### Direction
Read through the data and count the lines that contain the string "аренды"; give only the result.
— START OF Records provided —
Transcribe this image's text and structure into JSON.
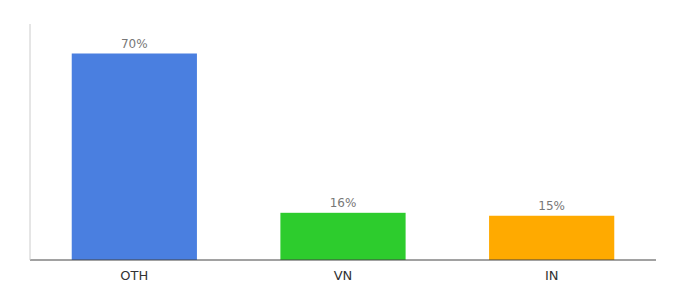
{
  "chart_data": {
    "type": "bar",
    "categories": [
      "OTH",
      "VN",
      "IN"
    ],
    "values": [
      70,
      16,
      15
    ],
    "value_labels": [
      "70%",
      "16%",
      "15%"
    ],
    "colors": [
      "#4a7fe0",
      "#2dcc2d",
      "#ffaa00"
    ],
    "ylim": [
      0,
      80
    ],
    "data_labels": true,
    "tick_labels": "x",
    "grid": false
  }
}
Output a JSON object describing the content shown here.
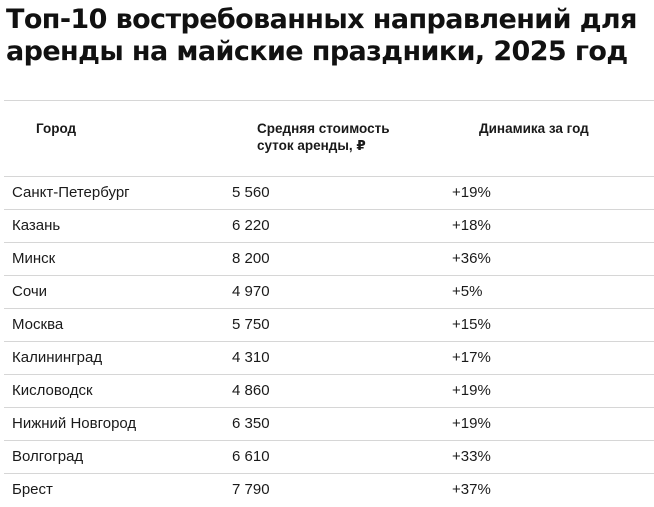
{
  "title": "Топ-10 востребованных направлений для аренды на майские праздники, 2025 год",
  "table": {
    "headers": {
      "city": "Город",
      "price_line1": "Средняя стоимость",
      "price_line2": "суток аренды, ₽",
      "dynamics": "Динамика за год"
    },
    "rows": [
      {
        "city": "Санкт-Петербург",
        "price": "5 560",
        "dynamics": "+19%"
      },
      {
        "city": "Казань",
        "price": "6 220",
        "dynamics": "+18%"
      },
      {
        "city": "Минск",
        "price": "8 200",
        "dynamics": "+36%"
      },
      {
        "city": "Сочи",
        "price": "4 970",
        "dynamics": "+5%"
      },
      {
        "city": "Москва",
        "price": "5 750",
        "dynamics": "+15%"
      },
      {
        "city": "Калининград",
        "price": "4 310",
        "dynamics": "+17%"
      },
      {
        "city": "Кисловодск",
        "price": "4 860",
        "dynamics": "+19%"
      },
      {
        "city": "Нижний Новгород",
        "price": "6 350",
        "dynamics": "+19%"
      },
      {
        "city": "Волгоград",
        "price": "6 610",
        "dynamics": "+33%"
      },
      {
        "city": "Брест",
        "price": "7 790",
        "dynamics": "+37%"
      }
    ]
  }
}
— END OF Records provided —
### Answer to the task
2